== Task directions ==
Copy out the data below as written; omit any images.

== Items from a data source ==
[Start]

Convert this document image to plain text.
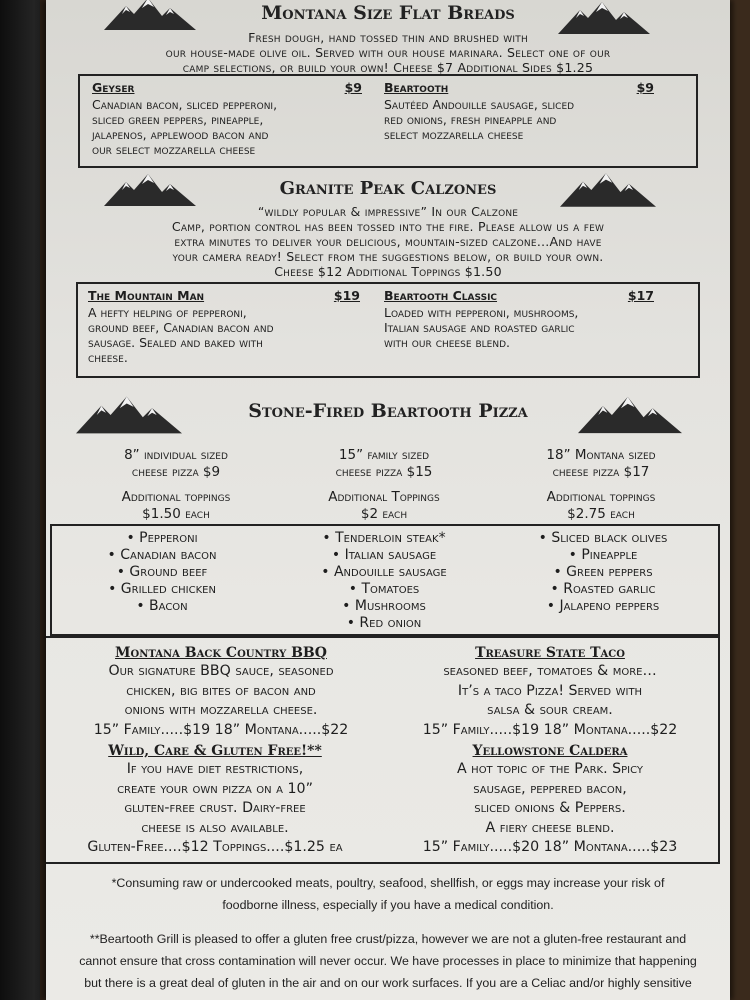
Montana Size Flat Breads
Fresh dough, hand tossed thin and brushed with
our house-made olive oil. Served with our house marinara. Select one of our
camp selections, or build your own! Cheese $7 Additional Sides $1.25
Geyser	$9
Canadian bacon, sliced pepperoni,
sliced green peppers, pineapple,
jalapenos, applewood bacon and
our select mozzarella cheese
Beartooth	$9
Sautéed Andouille sausage, sliced
red onions, fresh pineapple and
select mozzarella cheese
Granite Peak Calzones
“wildly popular & impressive” In our Calzone
Camp, portion control has been tossed into the fire. Please allow us a few
extra minutes to deliver your delicious, mountain-sized calzone…And have
your camera ready! Select from the suggestions below, or build your own.
Cheese $12 Additional Toppings $1.50
The Mountain Man	$19
A hefty helping of pepperoni,
ground beef, Canadian bacon and
sausage. Sealed and baked with
cheese.
Beartooth Classic	$17
Loaded with pepperoni, mushrooms,
Italian sausage and roasted garlic
with our cheese blend.
Stone-Fired Beartooth Pizza
8” individual sized
cheese pizza $9
Additional toppings
$1.50 each
15” family sized
cheese pizza $15
Additional Toppings
$2 each
18” Montana sized
cheese pizza $17
Additional toppings
$2.75 each
• Pepperoni
• Canadian bacon
• Ground beef
• Grilled chicken
• Bacon
• Tenderloin steak*
• Italian sausage
• Andouille sausage
• Tomatoes
• Mushrooms
• Red onion
• Sliced black olives
• Pineapple
• Green peppers
• Roasted garlic
• Jalapeno peppers
Montana Back Country BBQ
Our signature BBQ sauce, seasoned
chicken, big bites of bacon and
onions with mozzarella cheese.
15” Family.....$19 18” Montana.....$22
Treasure State Taco
seasoned beef, tomatoes & more…
It’s a taco Pizza! Served with
salsa & sour cream.
15” Family.....$19 18” Montana.....$22
Wild, Care & Gluten Free!**
If you have diet restrictions,
create your own pizza on a 10”
gluten-free crust. Dairy-free
cheese is also available.
Gluten-Free....$12 Toppings....$1.25 ea
Yellowstone Caldera
A hot topic of the Park. Spicy
sausage, peppered bacon,
sliced onions & Peppers.
A fiery cheese blend.
15” Family.....$20 18” Montana.....$23
*Consuming raw or undercooked meats, poultry, seafood, shellfish, or eggs may increase your risk of
foodborne illness, especially if you have a medical condition.
**Beartooth Grill is pleased to offer a gluten free crust/pizza, however we are not a gluten-free restaurant and
cannot ensure that cross contamination will never occur. We have processes in place to minimize that happening
but there is a great deal of gluten in the air and on our work surfaces. If you are a Celiac and/or highly sensitive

[End]

== Task result ==
Convert this document image to plain text.
Montana Size Flat Breads
Fresh dough, hand tossed thin and brushed with
our house-made olive oil. Served with our house marinara. Select one of our
camp selections, or build your own! Cheese $7 Additional Sides $1.25
Geyser	$9
Canadian bacon, sliced pepperoni,
sliced green peppers, pineapple,
jalapenos, applewood bacon and
our select mozzarella cheese
Beartooth	$9
Sautéed Andouille sausage, sliced
red onions, fresh pineapple and
select mozzarella cheese
Granite Peak Calzones
“wildly popular & impressive” In our Calzone
Camp, portion control has been tossed into the fire. Please allow us a few
extra minutes to deliver your delicious, mountain-sized calzone…And have
your camera ready! Select from the suggestions below, or build your own.
Cheese $12 Additional Toppings $1.50
The Mountain Man	$19
A hefty helping of pepperoni,
ground beef, Canadian bacon and
sausage. Sealed and baked with
cheese.
Beartooth Classic	$17
Loaded with pepperoni, mushrooms,
Italian sausage and roasted garlic
with our cheese blend.
Stone-Fired Beartooth Pizza
8” individual sized
cheese pizza $9
Additional toppings
$1.50 each
15” family sized
cheese pizza $15
Additional Toppings
$2 each
18” Montana sized
cheese pizza $17
Additional toppings
$2.75 each
• Pepperoni
• Canadian bacon
• Ground beef
• Grilled chicken
• Bacon
• Tenderloin steak*
• Italian sausage
• Andouille sausage
• Tomatoes
• Mushrooms
• Red onion
• Sliced black olives
• Pineapple
• Green peppers
• Roasted garlic
• Jalapeno peppers
Montana Back Country BBQ
Our signature BBQ sauce, seasoned
chicken, big bites of bacon and
onions with mozzarella cheese.
15” Family.....$19 18” Montana.....$22
Treasure State Taco
seasoned beef, tomatoes & more…
It’s a taco Pizza! Served with
salsa & sour cream.
15” Family.....$19 18” Montana.....$22
Wild, Care & Gluten Free!**
If you have diet restrictions,
create your own pizza on a 10”
gluten-free crust. Dairy-free
cheese is also available.
Gluten-Free....$12 Toppings....$1.25 ea
Yellowstone Caldera
A hot topic of the Park. Spicy
sausage, peppered bacon,
sliced onions & Peppers.
A fiery cheese blend.
15” Family.....$20 18” Montana.....$23
*Consuming raw or undercooked meats, poultry, seafood, shellfish, or eggs may increase your risk of
foodborne illness, especially if you have a medical condition.
**Beartooth Grill is pleased to offer a gluten free crust/pizza, however we are not a gluten-free restaurant and
cannot ensure that cross contamination will never occur. We have processes in place to minimize that happening
but there is a great deal of gluten in the air and on our work surfaces. If you are a Celiac and/or highly sensitive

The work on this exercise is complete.